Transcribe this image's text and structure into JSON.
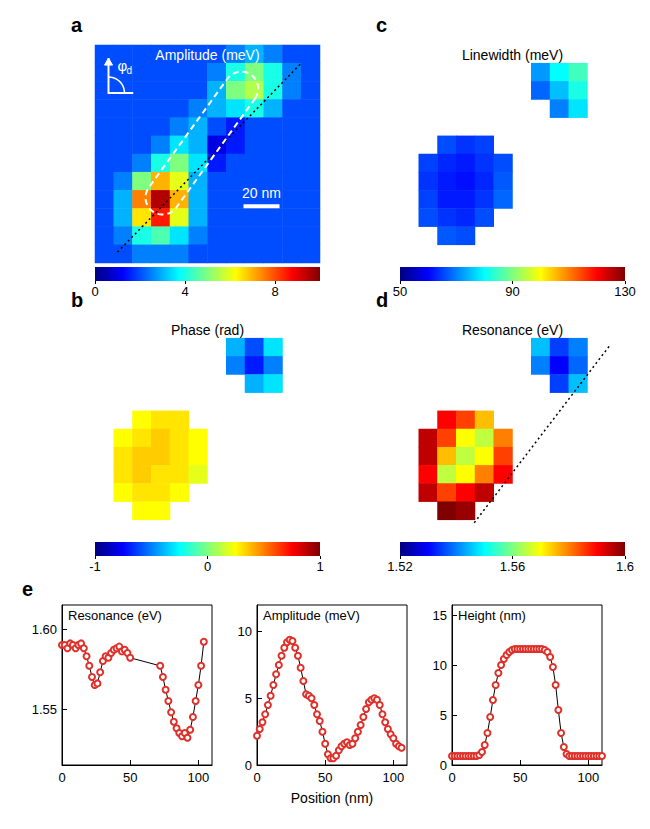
{
  "chart_data": [
    {
      "type": "heatmap",
      "panel": "a",
      "title": "Amplitude (meV)",
      "annotations": [
        "φd",
        "20 nm"
      ],
      "colorbar_range": [
        0,
        10
      ],
      "colorbar_ticks": [
        0,
        4,
        8
      ],
      "cells": [
        [
          2,
          2,
          2,
          2,
          2,
          2,
          2,
          2.5,
          3,
          2.5,
          2,
          2
        ],
        [
          2,
          2,
          2,
          2,
          2,
          2,
          2.5,
          4,
          5,
          4,
          2.5,
          2
        ],
        [
          2,
          2,
          2,
          2,
          2,
          2,
          3,
          5,
          5.5,
          4,
          2.5,
          2
        ],
        [
          2,
          2,
          2,
          2,
          2,
          2.5,
          3,
          3.5,
          4,
          3,
          2,
          2
        ],
        [
          2,
          2,
          2,
          2,
          2.5,
          3,
          2,
          1.5,
          2,
          2,
          2,
          2
        ],
        [
          2,
          2,
          2,
          2.5,
          3.5,
          3,
          1,
          1.5,
          2,
          2,
          2,
          2
        ],
        [
          2,
          2,
          2.5,
          4,
          5,
          3.5,
          1.5,
          2,
          2,
          2,
          2,
          2
        ],
        [
          2,
          2.5,
          5,
          7,
          6,
          3,
          2,
          2,
          2,
          2,
          2,
          2
        ],
        [
          2,
          3,
          7.5,
          9.5,
          7,
          3,
          2,
          2,
          2,
          2,
          2,
          2
        ],
        [
          2,
          3,
          6.5,
          8.5,
          6,
          3,
          2,
          2,
          2,
          2,
          2,
          2
        ],
        [
          2,
          2.5,
          4,
          4.5,
          3.5,
          2.5,
          2,
          2,
          2,
          2,
          2,
          2
        ],
        [
          2,
          2,
          2.5,
          2.5,
          2.5,
          2,
          2,
          2,
          2,
          2,
          2,
          2
        ]
      ]
    },
    {
      "type": "heatmap",
      "panel": "b",
      "title": "Phase (rad)",
      "colorbar_range": [
        -1,
        1
      ],
      "colorbar_ticks": [
        -1,
        0,
        1
      ],
      "cells": [
        [
          null,
          null,
          null,
          null,
          null,
          null,
          null,
          null,
          null,
          null,
          null,
          null
        ],
        [
          null,
          null,
          null,
          null,
          null,
          null,
          null,
          -0.4,
          -0.6,
          -0.3,
          null,
          null
        ],
        [
          null,
          null,
          null,
          null,
          null,
          null,
          null,
          -0.5,
          -0.7,
          -0.5,
          null,
          null
        ],
        [
          null,
          null,
          null,
          null,
          null,
          null,
          null,
          null,
          -0.4,
          -0.3,
          null,
          null
        ],
        [
          null,
          null,
          null,
          null,
          null,
          null,
          null,
          null,
          null,
          null,
          null,
          null
        ],
        [
          null,
          null,
          0.25,
          0.3,
          0.3,
          null,
          null,
          null,
          null,
          null,
          null,
          null
        ],
        [
          null,
          0.25,
          0.3,
          0.35,
          0.3,
          0.25,
          null,
          null,
          null,
          null,
          null,
          null
        ],
        [
          null,
          0.3,
          0.35,
          0.35,
          0.3,
          0.25,
          null,
          null,
          null,
          null,
          null,
          null
        ],
        [
          null,
          0.3,
          0.35,
          0.3,
          0.3,
          0.2,
          null,
          null,
          null,
          null,
          null,
          null
        ],
        [
          null,
          0.25,
          0.3,
          0.3,
          0.25,
          null,
          null,
          null,
          null,
          null,
          null,
          null
        ],
        [
          null,
          null,
          0.25,
          0.25,
          null,
          null,
          null,
          null,
          null,
          null,
          null,
          null
        ],
        [
          null,
          null,
          null,
          null,
          null,
          null,
          null,
          null,
          null,
          null,
          null,
          null
        ]
      ]
    },
    {
      "type": "heatmap",
      "panel": "c",
      "title": "Linewidth (meV)",
      "colorbar_range": [
        50,
        130
      ],
      "colorbar_ticks": [
        50,
        90,
        130
      ],
      "cells": [
        [
          null,
          null,
          null,
          null,
          null,
          null,
          null,
          null,
          null,
          null,
          null,
          null
        ],
        [
          null,
          null,
          null,
          null,
          null,
          null,
          null,
          72,
          80,
          85,
          null,
          null
        ],
        [
          null,
          null,
          null,
          null,
          null,
          null,
          null,
          68,
          75,
          82,
          null,
          null
        ],
        [
          null,
          null,
          null,
          null,
          null,
          null,
          null,
          null,
          70,
          78,
          null,
          null
        ],
        [
          null,
          null,
          null,
          null,
          null,
          null,
          null,
          null,
          null,
          null,
          null,
          null
        ],
        [
          null,
          null,
          66,
          64,
          65,
          null,
          null,
          null,
          null,
          null,
          null,
          null
        ],
        [
          null,
          65,
          63,
          62,
          64,
          66,
          null,
          null,
          null,
          null,
          null,
          null
        ],
        [
          null,
          64,
          62,
          61,
          63,
          67,
          null,
          null,
          null,
          null,
          null,
          null
        ],
        [
          null,
          65,
          62,
          62,
          64,
          68,
          null,
          null,
          null,
          null,
          null,
          null
        ],
        [
          null,
          66,
          64,
          63,
          66,
          null,
          null,
          null,
          null,
          null,
          null,
          null
        ],
        [
          null,
          null,
          67,
          66,
          null,
          null,
          null,
          null,
          null,
          null,
          null,
          null
        ],
        [
          null,
          null,
          null,
          null,
          null,
          null,
          null,
          null,
          null,
          null,
          null,
          null
        ]
      ]
    },
    {
      "type": "heatmap",
      "panel": "d",
      "title": "Resonance (eV)",
      "colorbar_range": [
        1.52,
        1.6
      ],
      "colorbar_ticks": [
        1.52,
        1.56,
        1.6
      ],
      "cells": [
        [
          null,
          null,
          null,
          null,
          null,
          null,
          null,
          null,
          null,
          null,
          null,
          null
        ],
        [
          null,
          null,
          null,
          null,
          null,
          null,
          null,
          1.545,
          1.535,
          1.54,
          null,
          null
        ],
        [
          null,
          null,
          null,
          null,
          null,
          null,
          null,
          1.54,
          1.53,
          1.538,
          null,
          null
        ],
        [
          null,
          null,
          null,
          null,
          null,
          null,
          null,
          null,
          1.535,
          1.545,
          null,
          null
        ],
        [
          null,
          null,
          null,
          null,
          null,
          null,
          null,
          null,
          null,
          null,
          null,
          null
        ],
        [
          null,
          null,
          1.59,
          1.585,
          1.575,
          null,
          null,
          null,
          null,
          null,
          null,
          null
        ],
        [
          null,
          1.595,
          1.585,
          1.57,
          1.565,
          1.58,
          null,
          null,
          null,
          null,
          null,
          null
        ],
        [
          null,
          1.595,
          1.575,
          1.565,
          1.57,
          1.585,
          null,
          null,
          null,
          null,
          null,
          null
        ],
        [
          null,
          1.59,
          1.565,
          1.57,
          1.58,
          1.59,
          null,
          null,
          null,
          null,
          null,
          null
        ],
        [
          null,
          1.595,
          1.585,
          1.59,
          1.595,
          null,
          null,
          null,
          null,
          null,
          null,
          null
        ],
        [
          null,
          null,
          1.6,
          1.598,
          null,
          null,
          null,
          null,
          null,
          null,
          null,
          null
        ],
        [
          null,
          null,
          null,
          null,
          null,
          null,
          null,
          null,
          null,
          null,
          null,
          null
        ]
      ]
    },
    {
      "type": "line",
      "panel": "e",
      "title": "Resonance (eV)",
      "color": "#e0302a",
      "marker": "circle",
      "xlim": [
        0,
        110
      ],
      "xticks": [
        0,
        50,
        100
      ],
      "ylim": [
        1.515,
        1.615
      ],
      "yticks": [
        1.55,
        {
          "value": 1.6,
          "label": "1.60"
        }
      ],
      "x": [
        0,
        2,
        4,
        6,
        8,
        10,
        12,
        14,
        16,
        18,
        20,
        22,
        24,
        26,
        28,
        30,
        32,
        34,
        36,
        38,
        40,
        42,
        44,
        46,
        48,
        50,
        72,
        74,
        76,
        78,
        80,
        82,
        84,
        86,
        88,
        90,
        92,
        94,
        96,
        98,
        100,
        102,
        104
      ],
      "values": [
        1.59,
        1.59,
        1.588,
        1.591,
        1.59,
        1.588,
        1.59,
        1.591,
        1.588,
        1.583,
        1.577,
        1.57,
        1.565,
        1.566,
        1.573,
        1.58,
        1.583,
        1.582,
        1.585,
        1.587,
        1.588,
        1.589,
        1.586,
        1.587,
        1.585,
        1.582,
        1.577,
        1.57,
        1.562,
        1.555,
        1.548,
        1.542,
        1.538,
        1.535,
        1.533,
        1.535,
        1.532,
        1.537,
        1.545,
        1.555,
        1.565,
        1.577,
        1.592
      ]
    },
    {
      "type": "line",
      "title": "Amplitude (meV)",
      "xlabel": "Position (nm)",
      "color": "#e0302a",
      "marker": "circle",
      "xlim": [
        0,
        110
      ],
      "xticks": [
        0,
        50,
        100
      ],
      "ylim": [
        0,
        12
      ],
      "yticks": [
        0,
        5,
        10
      ],
      "x": [
        0,
        2,
        4,
        6,
        8,
        10,
        12,
        14,
        16,
        18,
        20,
        22,
        24,
        26,
        28,
        30,
        32,
        34,
        36,
        38,
        40,
        42,
        44,
        46,
        48,
        50,
        52,
        54,
        56,
        58,
        60,
        62,
        64,
        66,
        68,
        70,
        72,
        74,
        76,
        78,
        80,
        82,
        84,
        86,
        88,
        90,
        92,
        94,
        96,
        98,
        100,
        102,
        104,
        106
      ],
      "values": [
        2.2,
        2.7,
        3.2,
        3.8,
        4.5,
        5.2,
        6,
        6.8,
        7.5,
        8.2,
        8.8,
        9.2,
        9.4,
        9.3,
        8.8,
        8.2,
        7.3,
        6.3,
        5.3,
        5.2,
        5,
        4.5,
        3.8,
        3.3,
        2.5,
        1.6,
        0.8,
        0.5,
        0.5,
        0.7,
        1.1,
        1.4,
        1.6,
        1.7,
        1.5,
        1.6,
        2,
        2.5,
        3,
        3.6,
        4.2,
        4.7,
        4.9,
        5,
        4.9,
        4.5,
        3.8,
        3.2,
        2.7,
        2.3,
        2,
        1.6,
        1.4,
        1.3
      ]
    },
    {
      "type": "line",
      "title": "Height (nm)",
      "color": "#e0302a",
      "marker": "circle",
      "xlim": [
        0,
        110
      ],
      "xticks": [
        0,
        50,
        100
      ],
      "ylim": [
        0,
        16
      ],
      "yticks": [
        0,
        5,
        10,
        15
      ],
      "x": [
        0,
        2,
        4,
        6,
        8,
        10,
        12,
        14,
        16,
        18,
        20,
        22,
        24,
        26,
        28,
        30,
        32,
        34,
        36,
        38,
        40,
        42,
        44,
        46,
        48,
        50,
        52,
        54,
        56,
        58,
        60,
        62,
        64,
        66,
        68,
        70,
        72,
        74,
        76,
        78,
        80,
        82,
        84,
        86,
        88,
        90,
        92,
        94,
        96,
        98,
        100,
        102,
        104,
        106,
        108,
        110
      ],
      "values": [
        0.9,
        0.9,
        0.9,
        0.9,
        0.9,
        0.9,
        0.9,
        0.9,
        0.9,
        0.9,
        1,
        1.3,
        2,
        3.2,
        4.8,
        6.5,
        8,
        9.2,
        10,
        10.6,
        11,
        11.3,
        11.5,
        11.6,
        11.6,
        11.6,
        11.6,
        11.6,
        11.6,
        11.6,
        11.6,
        11.6,
        11.6,
        11.6,
        11.5,
        11.3,
        10.8,
        9.8,
        8,
        5.5,
        3.2,
        1.8,
        1.1,
        0.9,
        0.9,
        0.9,
        0.9,
        0.9,
        0.9,
        0.9,
        0.9,
        0.9,
        0.9,
        0.9,
        0.9,
        0.9
      ]
    }
  ]
}
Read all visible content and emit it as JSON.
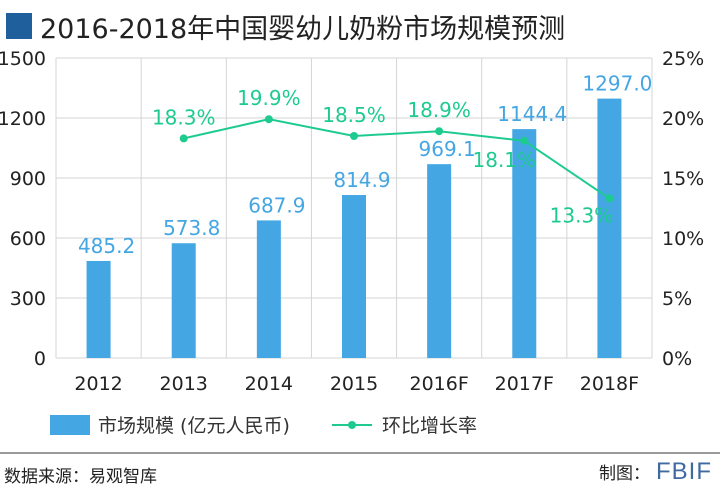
{
  "title": "2016-2018年中国婴幼儿奶粉市场规模预测",
  "chart_data": {
    "type": "bar",
    "categories": [
      "2012",
      "2013",
      "2014",
      "2015",
      "2016F",
      "2017F",
      "2018F"
    ],
    "series": [
      {
        "name": "市场规模 (亿元人民币)",
        "type": "bar",
        "axis": "left",
        "values": [
          485.2,
          573.8,
          687.9,
          814.9,
          969.1,
          1144.4,
          1297.0
        ],
        "labels": [
          "485.2",
          "573.8",
          "687.9",
          "814.9",
          "969.1",
          "1144.4",
          "1297.0"
        ]
      },
      {
        "name": "环比增长率",
        "type": "line",
        "axis": "right",
        "values": [
          null,
          18.3,
          19.9,
          18.5,
          18.9,
          18.1,
          13.3
        ],
        "labels": [
          "",
          "18.3%",
          "19.9%",
          "18.5%",
          "18.9%",
          "18.1%",
          "13.3%"
        ]
      }
    ],
    "y_left": {
      "min": 0,
      "max": 1500,
      "ticks": [
        "0",
        "300",
        "600",
        "900",
        "1200",
        "1500"
      ]
    },
    "y_right": {
      "min": 0,
      "max": 25,
      "ticks": [
        "0%",
        "5%",
        "10%",
        "15%",
        "20%",
        "25%"
      ]
    },
    "grid": true,
    "legend": "bottom",
    "colors": {
      "bar": "#44a6e3",
      "line": "#1ecb8f",
      "grid": "#d4d4d4",
      "title_marker": "#1f5f9c",
      "brand": "#3f6aa1"
    }
  },
  "footer": {
    "source": "数据来源：易观智库",
    "credit_label": "制图：",
    "credit_brand": "FBIF"
  }
}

> _What is being asked_
Select and copy every line of the listing with the word "JSON".

> _Task solution_
Transcribe this image's text and structure into JSON.
Read all visible content and emit it as JSON.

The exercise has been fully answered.